→ Instruction
From the listing below, pick out each line with the word "нафтолбензеина".

→ Material provided
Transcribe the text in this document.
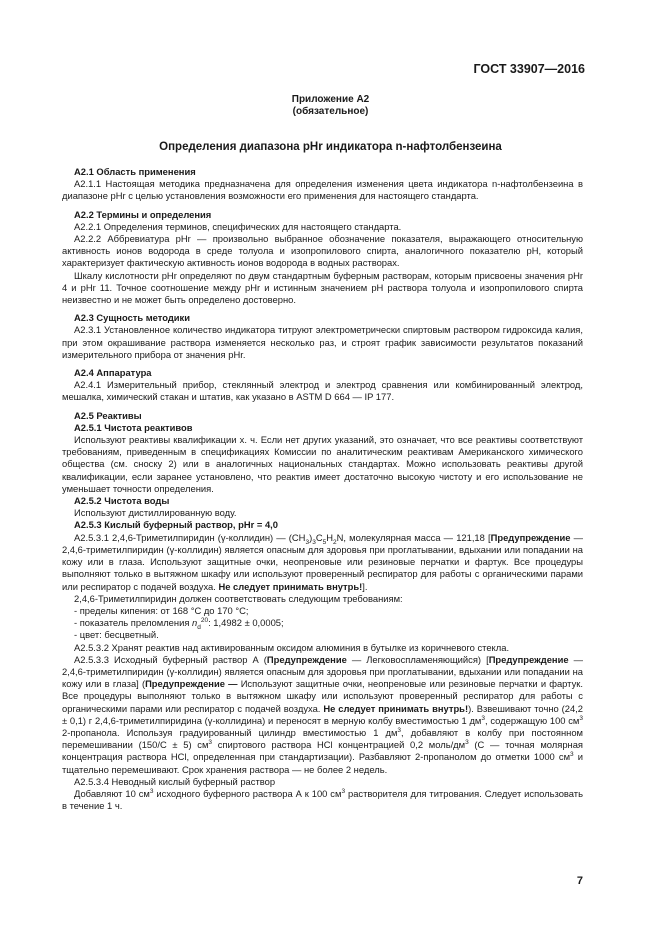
ГОСТ 33907—2016
Приложение А2
(обязательное)
Определения диапазона рНr индикатора n-нафтолбензеина

А2.1 Область применения

А2.1.1 Настоящая методика предназначена для определения изменения цвета индикатора n-нафтолбензеина в диапазоне рНr с целью установления возможности его применения для настоящего стандарта.

А2.2 Термины и определения

А2.2.1 Определения терминов, специфических для настоящего стандарта.

А2.2.2 Аббревиатура рНr — произвольно выбранное обозначение показателя, выражающего относительную активность ионов водорода в среде толуола и изопропилового спирта, аналогичного показателю рН, который характеризует фактическую активность ионов водорода в водных растворах.

Шкалу кислотности рНr определяют по двум стандартным буферным растворам, которым присвоены значения рНr 4 и рНr 11. Точное соотношение между рНr и истинным значением рН раствора толуола и изопропилового спирта неизвестно и не может быть определено достоверно.

А2.3 Сущность методики

А2.3.1 Установленное количество индикатора титруют электрометрически спиртовым раствором гидроксида калия, при этом окрашивание раствора изменяется несколько раз, и строят график зависимости результатов показаний измерительного прибора от значения рНr.

А2.4 Аппаратура

А2.4.1 Измерительный прибор, стеклянный электрод и электрод сравнения или комбинированный электрод, мешалка, химический стакан и штатив, как указано в ASTM D 664 — IP 177.

А2.5 Реактивы

А2.5.1 Чистота реактивов

Используют реактивы квалификации х. ч. Если нет других указаний, это означает, что все реактивы соответствуют требованиям, приведенным в спецификациях Комиссии по аналитическим реактивам Американского химического общества (см. сноску 2) или в аналогичных национальных стандартах. Можно использовать реактивы другой квалификации, если заранее установлено, что реактив имеет достаточно высокую чистоту и его использование не уменьшает точности определения.

А2.5.2 Чистота воды

Используют дистиллированную воду.

А2.5.3 Кислый буферный раствор, рНr = 4,0

А2.5.3.1 2,4,6-Триметилпиридин (γ-коллидин) — $(CH_3)_3C_5H_2N$, молекулярная масса — 121,18 [Предупреждение — 2,4,6-триметилпиридин (γ-коллидин) является опасным для здоровья при проглатывании, вдыхании или попадании на кожу или в глаза. Используют защитные очки, неопреновые или резиновые перчатки и фартук. Все процедуры выполняют только в вытяжном шкафу или используют проверенный респиратор для работы с органическими парами или респиратор с подачей воздуха. Не следует принимать внутрь!].

2,4,6-Триметилпиридин должен соответствовать следующим требованиям:

- пределы кипения: от 168 °С до 170 °С;

- показатель преломления $n_d^{20}$: 1,4982 ± 0,0005;

- цвет: бесцветный.

А2.5.3.2 Хранят реактив над активированным оксидом алюминия в бутылке из коричневого стекла.

А2.5.3.3 Исходный буферный раствор А (Предупреждение — Легковоспламеняющийся) [Предупреждение — 2,4,6-триметилпиридин (γ-коллидин) является опасным для здоровья при проглатывании, вдыхании или попадании на кожу или в глаза] (Предупреждение — Используют защитные очки, неопреновые или резиновые перчатки и фартук. Все процедуры выполняют только в вытяжном шкафу или используют проверенный респиратор для работы с органическими парами или респиратор с подачей воздуха. Не следует принимать внутрь!). Взвешивают точно (24,2 ± 0,1) г 2,4,6-триметилпиридина (γ-коллидина) и переносят в мерную колбу вместимостью 1 $дм^3$, содержащую 100 $см^3$ 2-пропанола. Используя градуированный цилиндр вместимостью 1 $дм^3$, добавляют в колбу при постоянном перемешивании (150/С ± 5) $см^3$ спиртового раствора HCl концентрацией 0,2 моль/$дм^3$ (С — точная молярная концентрация раствора HCl, определенная при стандартизации). Разбавляют 2-пропанолом до отметки 1000 $см^3$ и тщательно перемешивают. Срок хранения раствора — не более 2 недель.

А2.5.3.4 Неводный кислый буферный раствор

Добавляют 10 $см^3$ исходного буферного раствора А к 100 $см^3$ растворителя для титрования. Следует использовать в течение 1 ч.

7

→ Final answer
Определения диапазона рНr индикатора n-нафтолбензеина
А2.1.1 Настоящая методика предназначена для определения изменения цвета индикатора n-нафтолбензеина в диапазоне рНr с целью установления возможности его применения для настоящего стандарта.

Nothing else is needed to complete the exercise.